* _WORK TO DO_: Leave out the pictures and restate the rest of the data exactly.

Some records
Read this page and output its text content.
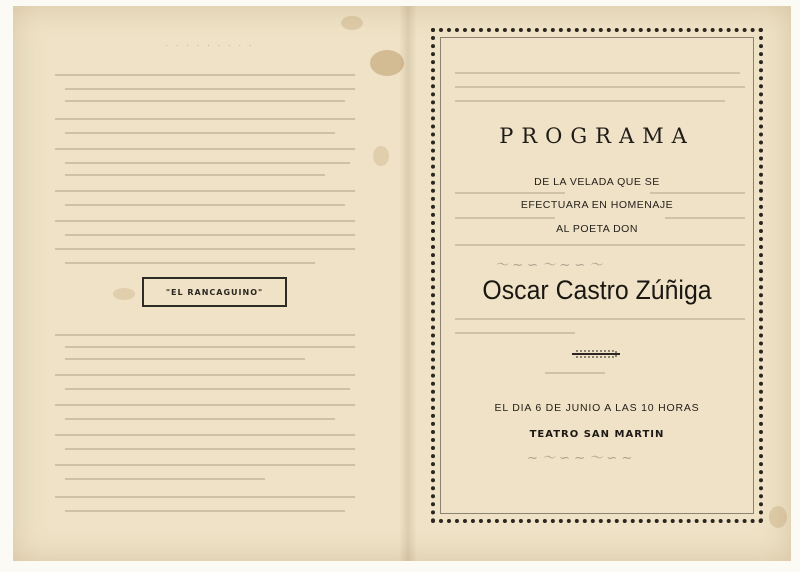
· · · · · · · · ·
"EL RANCAGUINO"
〜 ∼ ∽ 〜 ∼ ∽ 〜
∼ 〜 ∽ ∼ 〜 ∽ ∼
PROGRAMA
DE LA VELADA QUE SE
EFECTUARA EN HOMENAJE
AL POETA DON
Oscar Castro Zúñiga
EL DIA 6 DE JUNIO A LAS 10 HORAS
TEATRO SAN MARTIN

* _TASK ANSWER_:
Read this page and output its text content.
· · · · · · · · ·
"EL RANCAGUINO"
〜 ∼ ∽ 〜 ∼ ∽ 〜
∼ 〜 ∽ ∼ 〜 ∽ ∼
PROGRAMA
DE LA VELADA QUE SE
EFECTUARA EN HOMENAJE
AL POETA DON
Oscar Castro Zúñiga
EL DIA 6 DE JUNIO A LAS 10 HORAS
TEATRO SAN MARTIN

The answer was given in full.